- [Aim]: Return all of the data exactly, with nothing left out but the pictures.

- [Information given]:
□ □ □

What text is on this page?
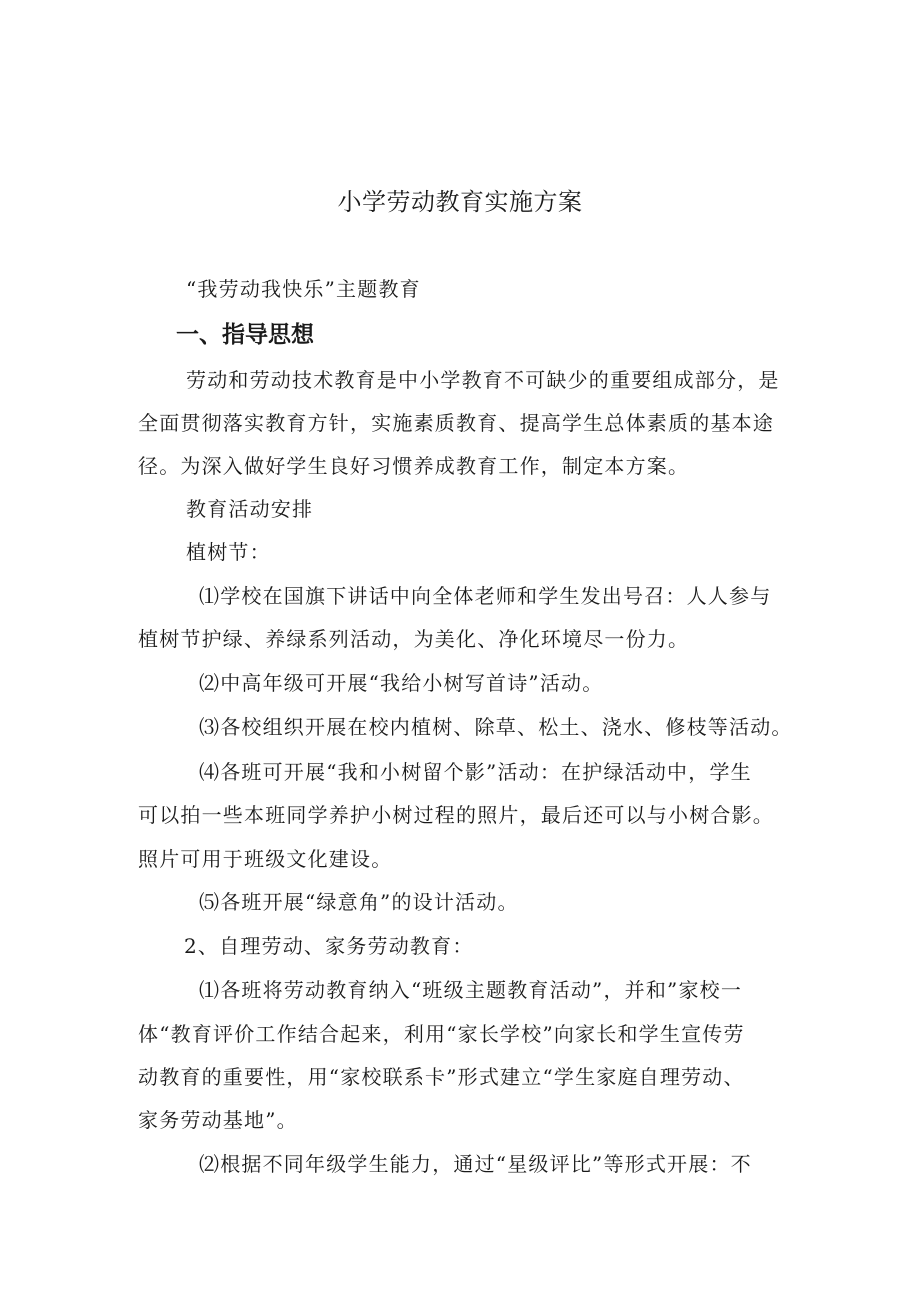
小学劳动教育实施方案
“我劳动我快乐”主题教育
一、指导思想
劳动和劳动技术教育是中小学教育不可缺少的重要组成部分，是
全面贯彻落实教育方针，实施素质教育、提高学生总体素质的基本途
径。为深入做好学生良好习惯养成教育工作，制定本方案。
教育活动安排
植树节：
⑴学校在国旗下讲话中向全体老师和学生发出号召：人人参与
植树节护绿、养绿系列活动，为美化、净化环境尽一份力。
⑵中高年级可开展“我给小树写首诗”活动。
⑶各校组织开展在校内植树、除草、松土、浇水、修枝等活动。
⑷各班可开展“我和小树留个影”活动：在护绿活动中，学生
可以拍一些本班同学养护小树过程的照片，最后还可以与小树合影。
照片可用于班级文化建设。
⑸各班开展“绿意角”的设计活动。
2、自理劳动、家务劳动教育：
⑴各班将劳动教育纳入“班级主题教育活动”，并和”家校一
体“教育评价工作结合起来，利用“家长学校”向家长和学生宣传劳
动教育的重要性，用“家校联系卡”形式建立“学生家庭自理劳动、
家务劳动基地”。
⑵根据不同年级学生能力，通过“星级评比”等形式开展：不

□ □ □

- [Correct output]:
What text is on this page?
小学劳动教育实施方案
“我劳动我快乐”主题教育
一、指导思想
劳动和劳动技术教育是中小学教育不可缺少的重要组成部分，是
全面贯彻落实教育方针，实施素质教育、提高学生总体素质的基本途
径。为深入做好学生良好习惯养成教育工作，制定本方案。
教育活动安排
植树节：
⑴学校在国旗下讲话中向全体老师和学生发出号召：人人参与
植树节护绿、养绿系列活动，为美化、净化环境尽一份力。
⑵中高年级可开展“我给小树写首诗”活动。
⑶各校组织开展在校内植树、除草、松土、浇水、修枝等活动。
⑷各班可开展“我和小树留个影”活动：在护绿活动中，学生
可以拍一些本班同学养护小树过程的照片，最后还可以与小树合影。
照片可用于班级文化建设。
⑸各班开展“绿意角”的设计活动。
2、自理劳动、家务劳动教育：
⑴各班将劳动教育纳入“班级主题教育活动”，并和”家校一
体“教育评价工作结合起来，利用“家长学校”向家长和学生宣传劳
动教育的重要性，用“家校联系卡”形式建立“学生家庭自理劳动、
家务劳动基地”。
⑵根据不同年级学生能力，通过“星级评比”等形式开展：不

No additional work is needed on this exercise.